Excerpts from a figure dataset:

** start **

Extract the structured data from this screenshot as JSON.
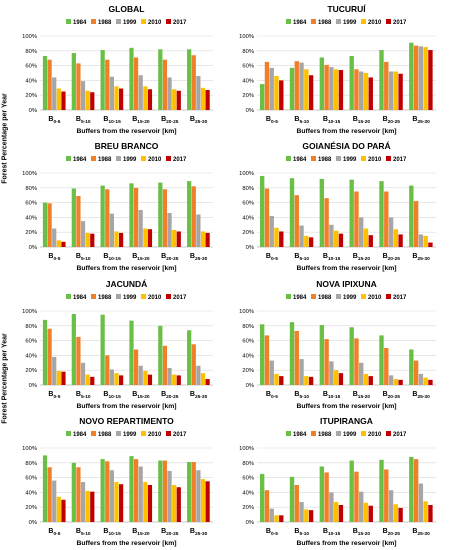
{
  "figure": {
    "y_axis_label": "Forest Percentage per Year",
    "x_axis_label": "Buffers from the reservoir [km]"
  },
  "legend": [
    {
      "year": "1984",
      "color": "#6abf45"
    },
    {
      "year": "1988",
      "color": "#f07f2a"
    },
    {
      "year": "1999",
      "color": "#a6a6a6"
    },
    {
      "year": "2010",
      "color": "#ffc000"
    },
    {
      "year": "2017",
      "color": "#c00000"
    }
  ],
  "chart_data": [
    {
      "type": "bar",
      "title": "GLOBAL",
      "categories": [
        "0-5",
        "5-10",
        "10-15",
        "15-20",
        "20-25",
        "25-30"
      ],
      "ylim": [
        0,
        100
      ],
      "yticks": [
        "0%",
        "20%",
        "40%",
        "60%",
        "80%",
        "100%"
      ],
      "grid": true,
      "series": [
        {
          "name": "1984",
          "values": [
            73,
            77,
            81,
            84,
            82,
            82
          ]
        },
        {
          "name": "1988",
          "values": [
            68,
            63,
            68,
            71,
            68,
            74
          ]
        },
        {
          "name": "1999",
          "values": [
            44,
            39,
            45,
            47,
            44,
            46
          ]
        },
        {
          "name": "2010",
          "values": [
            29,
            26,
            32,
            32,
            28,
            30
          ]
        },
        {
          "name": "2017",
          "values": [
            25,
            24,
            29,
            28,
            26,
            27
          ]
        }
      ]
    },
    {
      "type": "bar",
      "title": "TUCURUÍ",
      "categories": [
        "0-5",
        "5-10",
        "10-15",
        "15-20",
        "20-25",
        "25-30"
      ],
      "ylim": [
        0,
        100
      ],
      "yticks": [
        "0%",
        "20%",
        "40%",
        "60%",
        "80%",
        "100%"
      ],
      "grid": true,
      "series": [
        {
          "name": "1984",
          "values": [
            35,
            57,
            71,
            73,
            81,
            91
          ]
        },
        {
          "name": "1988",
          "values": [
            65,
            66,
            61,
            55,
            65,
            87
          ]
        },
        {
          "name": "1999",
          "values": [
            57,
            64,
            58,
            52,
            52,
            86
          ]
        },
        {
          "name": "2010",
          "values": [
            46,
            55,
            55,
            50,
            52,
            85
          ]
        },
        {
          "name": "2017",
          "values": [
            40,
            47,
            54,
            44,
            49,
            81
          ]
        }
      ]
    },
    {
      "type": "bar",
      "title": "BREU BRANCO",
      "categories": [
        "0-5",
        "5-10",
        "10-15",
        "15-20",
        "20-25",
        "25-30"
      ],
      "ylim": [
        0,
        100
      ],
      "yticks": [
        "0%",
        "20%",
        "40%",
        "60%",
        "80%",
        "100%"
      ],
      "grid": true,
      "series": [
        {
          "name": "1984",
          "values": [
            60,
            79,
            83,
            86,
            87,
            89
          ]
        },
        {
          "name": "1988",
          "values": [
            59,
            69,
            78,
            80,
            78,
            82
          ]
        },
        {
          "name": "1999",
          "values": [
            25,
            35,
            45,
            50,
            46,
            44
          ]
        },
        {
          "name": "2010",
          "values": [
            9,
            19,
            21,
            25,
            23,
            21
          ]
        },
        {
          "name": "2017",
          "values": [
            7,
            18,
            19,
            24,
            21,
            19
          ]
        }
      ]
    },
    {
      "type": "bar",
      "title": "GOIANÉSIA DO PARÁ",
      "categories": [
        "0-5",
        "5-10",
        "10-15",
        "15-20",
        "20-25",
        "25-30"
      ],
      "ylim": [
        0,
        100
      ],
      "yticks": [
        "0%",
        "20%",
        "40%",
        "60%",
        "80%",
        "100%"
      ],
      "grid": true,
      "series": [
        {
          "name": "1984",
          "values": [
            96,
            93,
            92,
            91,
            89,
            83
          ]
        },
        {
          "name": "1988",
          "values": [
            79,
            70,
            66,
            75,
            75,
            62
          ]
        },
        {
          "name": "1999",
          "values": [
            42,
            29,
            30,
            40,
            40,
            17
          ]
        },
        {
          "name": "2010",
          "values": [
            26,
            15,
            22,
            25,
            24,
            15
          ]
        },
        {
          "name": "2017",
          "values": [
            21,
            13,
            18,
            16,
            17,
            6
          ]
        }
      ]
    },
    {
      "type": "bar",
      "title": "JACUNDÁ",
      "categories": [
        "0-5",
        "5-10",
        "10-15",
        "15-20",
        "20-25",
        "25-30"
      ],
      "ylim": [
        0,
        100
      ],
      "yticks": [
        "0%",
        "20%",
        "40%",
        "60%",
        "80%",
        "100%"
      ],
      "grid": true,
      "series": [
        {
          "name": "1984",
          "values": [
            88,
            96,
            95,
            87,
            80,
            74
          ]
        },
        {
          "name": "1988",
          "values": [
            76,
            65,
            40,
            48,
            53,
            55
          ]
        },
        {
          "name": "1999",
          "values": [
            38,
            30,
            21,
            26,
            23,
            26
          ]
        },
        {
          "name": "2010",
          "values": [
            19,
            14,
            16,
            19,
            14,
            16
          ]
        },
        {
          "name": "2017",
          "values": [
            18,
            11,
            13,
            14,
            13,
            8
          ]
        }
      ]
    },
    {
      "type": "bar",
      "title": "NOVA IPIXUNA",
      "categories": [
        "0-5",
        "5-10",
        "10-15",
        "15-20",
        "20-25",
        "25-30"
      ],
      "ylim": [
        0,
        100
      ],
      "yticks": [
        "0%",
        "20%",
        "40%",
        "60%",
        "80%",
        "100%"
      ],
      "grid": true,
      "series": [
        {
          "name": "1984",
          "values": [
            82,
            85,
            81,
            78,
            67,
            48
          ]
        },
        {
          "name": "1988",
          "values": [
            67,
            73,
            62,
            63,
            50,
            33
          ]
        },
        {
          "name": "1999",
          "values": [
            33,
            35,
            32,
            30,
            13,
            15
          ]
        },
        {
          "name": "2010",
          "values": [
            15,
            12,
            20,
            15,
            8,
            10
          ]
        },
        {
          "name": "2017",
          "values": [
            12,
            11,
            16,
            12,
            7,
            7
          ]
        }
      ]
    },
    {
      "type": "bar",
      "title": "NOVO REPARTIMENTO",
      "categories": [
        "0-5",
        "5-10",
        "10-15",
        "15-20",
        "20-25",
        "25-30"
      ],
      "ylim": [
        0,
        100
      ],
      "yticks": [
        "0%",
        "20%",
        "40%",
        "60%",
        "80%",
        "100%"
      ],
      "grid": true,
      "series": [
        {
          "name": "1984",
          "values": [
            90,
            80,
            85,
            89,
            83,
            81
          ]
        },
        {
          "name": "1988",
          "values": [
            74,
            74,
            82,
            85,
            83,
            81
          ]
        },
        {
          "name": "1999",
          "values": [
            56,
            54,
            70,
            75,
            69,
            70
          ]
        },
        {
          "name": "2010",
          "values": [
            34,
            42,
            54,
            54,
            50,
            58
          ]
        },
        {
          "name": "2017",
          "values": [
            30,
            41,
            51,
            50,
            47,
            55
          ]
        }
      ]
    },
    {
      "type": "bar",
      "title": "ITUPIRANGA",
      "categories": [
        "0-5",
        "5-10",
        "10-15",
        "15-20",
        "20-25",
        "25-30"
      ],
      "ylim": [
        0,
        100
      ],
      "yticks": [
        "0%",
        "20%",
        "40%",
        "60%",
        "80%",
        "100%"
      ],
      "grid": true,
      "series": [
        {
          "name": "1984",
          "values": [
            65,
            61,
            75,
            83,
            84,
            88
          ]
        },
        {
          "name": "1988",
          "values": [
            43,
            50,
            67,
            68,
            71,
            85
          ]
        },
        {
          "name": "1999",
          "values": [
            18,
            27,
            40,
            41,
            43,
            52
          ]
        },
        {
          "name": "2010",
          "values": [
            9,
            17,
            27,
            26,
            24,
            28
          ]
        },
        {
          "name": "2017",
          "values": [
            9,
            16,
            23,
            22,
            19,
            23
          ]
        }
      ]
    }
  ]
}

** end **
** start **

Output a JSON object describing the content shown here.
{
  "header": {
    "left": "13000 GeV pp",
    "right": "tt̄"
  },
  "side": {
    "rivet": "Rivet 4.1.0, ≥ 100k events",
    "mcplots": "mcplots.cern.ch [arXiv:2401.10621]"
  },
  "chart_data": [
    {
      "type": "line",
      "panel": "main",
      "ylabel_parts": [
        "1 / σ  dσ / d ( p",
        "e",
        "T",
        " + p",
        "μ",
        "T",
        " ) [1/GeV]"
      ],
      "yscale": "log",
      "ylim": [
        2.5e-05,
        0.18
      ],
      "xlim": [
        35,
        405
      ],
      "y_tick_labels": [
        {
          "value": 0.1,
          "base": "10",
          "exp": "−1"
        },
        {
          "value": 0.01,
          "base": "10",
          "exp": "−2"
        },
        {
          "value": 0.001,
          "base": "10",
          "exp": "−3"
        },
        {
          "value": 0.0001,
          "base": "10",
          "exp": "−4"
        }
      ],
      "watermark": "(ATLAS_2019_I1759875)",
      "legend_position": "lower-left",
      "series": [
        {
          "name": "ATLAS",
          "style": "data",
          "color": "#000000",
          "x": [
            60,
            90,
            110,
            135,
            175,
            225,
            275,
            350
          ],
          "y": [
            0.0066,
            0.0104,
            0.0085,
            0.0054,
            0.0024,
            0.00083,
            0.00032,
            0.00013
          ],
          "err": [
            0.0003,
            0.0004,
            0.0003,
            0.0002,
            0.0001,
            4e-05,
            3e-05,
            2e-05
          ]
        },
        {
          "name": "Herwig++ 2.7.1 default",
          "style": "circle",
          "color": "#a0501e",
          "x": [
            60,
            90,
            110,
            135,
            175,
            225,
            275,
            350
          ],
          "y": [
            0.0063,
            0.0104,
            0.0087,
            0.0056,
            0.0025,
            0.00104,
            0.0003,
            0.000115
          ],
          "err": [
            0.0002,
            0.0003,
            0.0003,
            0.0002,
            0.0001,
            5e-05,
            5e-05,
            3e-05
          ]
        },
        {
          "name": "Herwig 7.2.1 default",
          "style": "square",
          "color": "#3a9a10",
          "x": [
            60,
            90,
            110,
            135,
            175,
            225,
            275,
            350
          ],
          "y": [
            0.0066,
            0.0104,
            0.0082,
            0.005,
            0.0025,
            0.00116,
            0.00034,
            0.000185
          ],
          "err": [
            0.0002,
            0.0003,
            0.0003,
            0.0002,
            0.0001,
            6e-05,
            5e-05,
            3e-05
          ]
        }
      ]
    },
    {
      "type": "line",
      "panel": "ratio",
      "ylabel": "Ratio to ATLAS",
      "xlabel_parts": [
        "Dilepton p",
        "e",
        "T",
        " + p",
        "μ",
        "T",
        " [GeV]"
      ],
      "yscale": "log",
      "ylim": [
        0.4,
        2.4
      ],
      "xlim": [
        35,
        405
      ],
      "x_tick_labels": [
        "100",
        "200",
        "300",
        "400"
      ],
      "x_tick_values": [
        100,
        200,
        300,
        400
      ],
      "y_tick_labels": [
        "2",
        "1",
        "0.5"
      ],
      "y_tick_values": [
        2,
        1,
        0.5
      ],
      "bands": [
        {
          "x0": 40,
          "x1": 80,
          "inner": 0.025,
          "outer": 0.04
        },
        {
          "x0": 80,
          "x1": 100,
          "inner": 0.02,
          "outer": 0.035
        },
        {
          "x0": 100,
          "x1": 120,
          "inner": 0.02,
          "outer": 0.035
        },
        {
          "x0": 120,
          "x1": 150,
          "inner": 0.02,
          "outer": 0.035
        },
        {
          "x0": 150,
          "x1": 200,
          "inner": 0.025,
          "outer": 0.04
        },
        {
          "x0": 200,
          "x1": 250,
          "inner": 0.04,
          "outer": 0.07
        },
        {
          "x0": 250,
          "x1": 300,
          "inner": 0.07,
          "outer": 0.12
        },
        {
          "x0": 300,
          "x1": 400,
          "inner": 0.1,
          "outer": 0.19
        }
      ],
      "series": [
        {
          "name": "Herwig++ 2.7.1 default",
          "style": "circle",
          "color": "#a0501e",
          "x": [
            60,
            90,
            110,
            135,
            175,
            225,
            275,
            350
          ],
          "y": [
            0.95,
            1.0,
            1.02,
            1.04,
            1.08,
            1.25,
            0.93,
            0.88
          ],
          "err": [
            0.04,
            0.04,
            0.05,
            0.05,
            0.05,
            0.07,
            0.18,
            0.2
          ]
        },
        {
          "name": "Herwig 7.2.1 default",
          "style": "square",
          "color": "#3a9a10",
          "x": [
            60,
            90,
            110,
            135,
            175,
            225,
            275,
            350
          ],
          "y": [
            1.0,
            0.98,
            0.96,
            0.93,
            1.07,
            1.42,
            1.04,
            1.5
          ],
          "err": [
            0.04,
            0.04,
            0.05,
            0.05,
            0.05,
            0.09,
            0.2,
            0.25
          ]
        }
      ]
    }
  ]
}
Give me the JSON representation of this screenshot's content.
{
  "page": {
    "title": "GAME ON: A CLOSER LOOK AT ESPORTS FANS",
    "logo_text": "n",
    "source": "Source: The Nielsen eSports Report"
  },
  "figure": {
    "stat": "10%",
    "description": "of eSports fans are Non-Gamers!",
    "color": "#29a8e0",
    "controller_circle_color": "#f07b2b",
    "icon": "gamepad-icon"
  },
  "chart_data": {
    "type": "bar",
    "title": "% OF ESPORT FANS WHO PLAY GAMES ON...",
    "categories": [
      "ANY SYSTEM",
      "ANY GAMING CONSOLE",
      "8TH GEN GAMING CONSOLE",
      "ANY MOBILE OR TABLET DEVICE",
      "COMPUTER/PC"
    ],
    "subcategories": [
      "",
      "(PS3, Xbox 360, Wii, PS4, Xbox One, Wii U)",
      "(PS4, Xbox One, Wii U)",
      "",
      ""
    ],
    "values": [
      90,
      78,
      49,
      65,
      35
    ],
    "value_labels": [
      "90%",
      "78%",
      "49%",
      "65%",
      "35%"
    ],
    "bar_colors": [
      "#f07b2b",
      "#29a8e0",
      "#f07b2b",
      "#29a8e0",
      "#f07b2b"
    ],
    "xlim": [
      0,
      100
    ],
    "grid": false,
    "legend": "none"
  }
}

** end **

Every line above that contains the word "this" should be reported.

Extract the structured data from this screenshot as JSON.
Give me the JSON representation of this screenshot's content.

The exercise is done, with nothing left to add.